STATED TASK: Each record below should appear again exactly as written.

DATA:
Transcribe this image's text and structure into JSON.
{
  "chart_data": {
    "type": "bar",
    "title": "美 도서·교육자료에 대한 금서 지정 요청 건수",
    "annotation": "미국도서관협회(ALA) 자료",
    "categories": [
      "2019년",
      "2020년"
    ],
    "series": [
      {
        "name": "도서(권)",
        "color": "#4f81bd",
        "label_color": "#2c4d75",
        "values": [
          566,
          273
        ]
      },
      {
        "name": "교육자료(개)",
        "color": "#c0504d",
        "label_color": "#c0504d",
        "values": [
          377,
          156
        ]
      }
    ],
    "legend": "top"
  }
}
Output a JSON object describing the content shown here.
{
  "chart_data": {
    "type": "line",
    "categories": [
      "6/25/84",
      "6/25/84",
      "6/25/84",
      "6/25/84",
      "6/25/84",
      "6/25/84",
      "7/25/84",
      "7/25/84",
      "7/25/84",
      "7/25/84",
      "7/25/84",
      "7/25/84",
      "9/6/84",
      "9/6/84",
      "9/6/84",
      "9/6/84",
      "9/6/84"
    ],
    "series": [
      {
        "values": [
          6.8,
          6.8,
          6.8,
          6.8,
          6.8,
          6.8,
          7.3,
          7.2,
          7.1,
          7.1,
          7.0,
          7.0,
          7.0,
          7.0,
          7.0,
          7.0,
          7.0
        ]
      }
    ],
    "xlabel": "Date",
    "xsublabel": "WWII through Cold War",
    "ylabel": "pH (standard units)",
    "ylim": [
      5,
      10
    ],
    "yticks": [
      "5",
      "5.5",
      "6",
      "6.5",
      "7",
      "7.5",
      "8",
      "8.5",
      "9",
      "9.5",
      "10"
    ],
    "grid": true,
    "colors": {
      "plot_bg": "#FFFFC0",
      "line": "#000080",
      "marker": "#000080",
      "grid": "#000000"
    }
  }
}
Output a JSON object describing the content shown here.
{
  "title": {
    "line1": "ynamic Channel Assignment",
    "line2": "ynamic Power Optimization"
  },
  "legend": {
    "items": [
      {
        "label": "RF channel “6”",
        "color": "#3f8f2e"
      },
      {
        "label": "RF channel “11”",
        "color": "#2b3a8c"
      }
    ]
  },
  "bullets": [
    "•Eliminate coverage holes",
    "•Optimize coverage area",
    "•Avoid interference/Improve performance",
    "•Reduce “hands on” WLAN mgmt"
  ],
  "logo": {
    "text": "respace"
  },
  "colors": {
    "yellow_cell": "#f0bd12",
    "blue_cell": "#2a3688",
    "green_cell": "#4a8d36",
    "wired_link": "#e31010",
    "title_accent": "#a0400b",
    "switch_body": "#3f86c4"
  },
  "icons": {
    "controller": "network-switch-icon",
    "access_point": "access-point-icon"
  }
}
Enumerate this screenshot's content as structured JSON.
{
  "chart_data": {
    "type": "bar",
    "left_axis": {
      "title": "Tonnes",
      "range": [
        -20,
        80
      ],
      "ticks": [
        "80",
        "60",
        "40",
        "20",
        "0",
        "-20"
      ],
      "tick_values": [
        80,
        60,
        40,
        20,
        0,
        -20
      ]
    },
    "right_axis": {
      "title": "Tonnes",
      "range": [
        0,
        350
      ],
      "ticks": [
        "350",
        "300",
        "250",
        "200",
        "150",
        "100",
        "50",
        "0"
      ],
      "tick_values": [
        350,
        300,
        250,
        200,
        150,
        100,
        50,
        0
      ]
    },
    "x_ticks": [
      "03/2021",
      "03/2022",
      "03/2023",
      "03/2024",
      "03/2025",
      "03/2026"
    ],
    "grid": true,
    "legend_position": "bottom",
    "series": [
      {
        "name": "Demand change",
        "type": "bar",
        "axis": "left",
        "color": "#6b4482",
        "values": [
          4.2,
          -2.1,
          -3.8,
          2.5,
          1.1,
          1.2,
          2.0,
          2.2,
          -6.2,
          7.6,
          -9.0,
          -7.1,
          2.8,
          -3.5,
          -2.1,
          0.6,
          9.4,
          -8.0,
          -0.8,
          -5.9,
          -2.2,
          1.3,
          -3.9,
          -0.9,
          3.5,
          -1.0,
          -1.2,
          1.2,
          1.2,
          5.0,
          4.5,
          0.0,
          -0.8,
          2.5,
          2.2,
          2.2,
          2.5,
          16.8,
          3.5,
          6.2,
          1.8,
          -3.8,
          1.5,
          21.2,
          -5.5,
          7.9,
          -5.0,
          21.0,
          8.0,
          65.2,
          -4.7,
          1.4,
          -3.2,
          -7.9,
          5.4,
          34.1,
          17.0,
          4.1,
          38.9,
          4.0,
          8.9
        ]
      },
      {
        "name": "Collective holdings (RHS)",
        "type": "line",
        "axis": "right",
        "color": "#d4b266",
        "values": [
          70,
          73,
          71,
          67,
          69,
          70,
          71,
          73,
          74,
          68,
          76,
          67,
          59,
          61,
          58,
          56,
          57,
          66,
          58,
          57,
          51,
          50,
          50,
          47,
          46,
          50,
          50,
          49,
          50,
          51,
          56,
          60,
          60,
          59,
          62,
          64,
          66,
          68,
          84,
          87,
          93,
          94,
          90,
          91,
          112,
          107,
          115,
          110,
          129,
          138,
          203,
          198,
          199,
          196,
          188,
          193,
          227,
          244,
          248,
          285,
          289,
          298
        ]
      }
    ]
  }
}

FULL RESPONSE:
Transcribe this image's text and structure into JSON.
{
  "chart_data": {
    "type": "bar",
    "title": "美 도서·교육자료에 대한 금서 지정 요청 건수",
    "annotation": "미국도서관협회(ALA) 자료",
    "categories": [
      "2019년",
      "2020년"
    ],
    "series": [
      {
        "name": "도서(권)",
        "color": "#4f81bd",
        "label_color": "#2c4d75",
        "values": [
          566,
          273
        ]
      },
      {
        "name": "교육자료(개)",
        "color": "#c0504d",
        "label_color": "#c0504d",
        "values": [
          377,
          156
        ]
      }
    ],
    "legend": "top"
  }
}
Output a JSON object describing the content shown here.
{
  "chart_data": {
    "type": "line",
    "categories": [
      "6/25/84",
      "6/25/84",
      "6/25/84",
      "6/25/84",
      "6/25/84",
      "6/25/84",
      "7/25/84",
      "7/25/84",
      "7/25/84",
      "7/25/84",
      "7/25/84",
      "7/25/84",
      "9/6/84",
      "9/6/84",
      "9/6/84",
      "9/6/84",
      "9/6/84"
    ],
    "series": [
      {
        "values": [
          6.8,
          6.8,
          6.8,
          6.8,
          6.8,
          6.8,
          7.3,
          7.2,
          7.1,
          7.1,
          7.0,
          7.0,
          7.0,
          7.0,
          7.0,
          7.0,
          7.0
        ]
      }
    ],
    "xlabel": "Date",
    "xsublabel": "WWII through Cold War",
    "ylabel": "pH (standard units)",
    "ylim": [
      5,
      10
    ],
    "yticks": [
      "5",
      "5.5",
      "6",
      "6.5",
      "7",
      "7.5",
      "8",
      "8.5",
      "9",
      "9.5",
      "10"
    ],
    "grid": true,
    "colors": {
      "plot_bg": "#FFFFC0",
      "line": "#000080",
      "marker": "#000080",
      "grid": "#000000"
    }
  }
}
Output a JSON object describing the content shown here.
{
  "title": {
    "line1": "ynamic Channel Assignment",
    "line2": "ynamic Power Optimization"
  },
  "legend": {
    "items": [
      {
        "label": "RF channel “6”",
        "color": "#3f8f2e"
      },
      {
        "label": "RF channel “11”",
        "color": "#2b3a8c"
      }
    ]
  },
  "bullets": [
    "•Eliminate coverage holes",
    "•Optimize coverage area",
    "•Avoid interference/Improve performance",
    "•Reduce “hands on” WLAN mgmt"
  ],
  "logo": {
    "text": "respace"
  },
  "colors": {
    "yellow_cell": "#f0bd12",
    "blue_cell": "#2a3688",
    "green_cell": "#4a8d36",
    "wired_link": "#e31010",
    "title_accent": "#a0400b",
    "switch_body": "#3f86c4"
  },
  "icons": {
    "controller": "network-switch-icon",
    "access_point": "access-point-icon"
  }
}
Enumerate this screenshot's content as structured JSON.
{
  "chart_data": {
    "type": "bar",
    "left_axis": {
      "title": "Tonnes",
      "range": [
        -20,
        80
      ],
      "ticks": [
        "80",
        "60",
        "40",
        "20",
        "0",
        "-20"
      ],
      "tick_values": [
        80,
        60,
        40,
        20,
        0,
        -20
      ]
    },
    "right_axis": {
      "title": "Tonnes",
      "range": [
        0,
        350
      ],
      "ticks": [
        "350",
        "300",
        "250",
        "200",
        "150",
        "100",
        "50",
        "0"
      ],
      "tick_values": [
        350,
        300,
        250,
        200,
        150,
        100,
        50,
        0
      ]
    },
    "x_ticks": [
      "03/2021",
      "03/2022",
      "03/2023",
      "03/2024",
      "03/2025",
      "03/2026"
    ],
    "grid": true,
    "legend_position": "bottom",
    "series": [
      {
        "name": "Demand change",
        "type": "bar",
        "axis": "left",
        "color": "#6b4482",
        "values": [
          4.2,
          -2.1,
          -3.8,
          2.5,
          1.1,
          1.2,
          2.0,
          2.2,
          -6.2,
          7.6,
          -9.0,
          -7.1,
          2.8,
          -3.5,
          -2.1,
          0.6,
          9.4,
          -8.0,
          -0.8,
          -5.9,
          -2.2,
          1.3,
          -3.9,
          -0.9,
          3.5,
          -1.0,
          -1.2,
          1.2,
          1.2,
          5.0,
          4.5,
          0.0,
          -0.8,
          2.5,
          2.2,
          2.2,
          2.5,
          16.8,
          3.5,
          6.2,
          1.8,
          -3.8,
          1.5,
          21.2,
          -5.5,
          7.9,
          -5.0,
          21.0,
          8.0,
          65.2,
          -4.7,
          1.4,
          -3.2,
          -7.9,
          5.4,
          34.1,
          17.0,
          4.1,
          38.9,
          4.0,
          8.9
        ]
      },
      {
        "name": "Collective holdings (RHS)",
        "type": "line",
        "axis": "right",
        "color": "#d4b266",
        "values": [
          70,
          73,
          71,
          67,
          69,
          70,
          71,
          73,
          74,
          68,
          76,
          67,
          59,
          61,
          58,
          56,
          57,
          66,
          58,
          57,
          51,
          50,
          50,
          47,
          46,
          50,
          50,
          49,
          50,
          51,
          56,
          60,
          60,
          59,
          62,
          64,
          66,
          68,
          84,
          87,
          93,
          94,
          90,
          91,
          112,
          107,
          115,
          110,
          129,
          138,
          203,
          198,
          199,
          196,
          188,
          193,
          227,
          244,
          248,
          285,
          289,
          298
        ]
      }
    ]
  }
}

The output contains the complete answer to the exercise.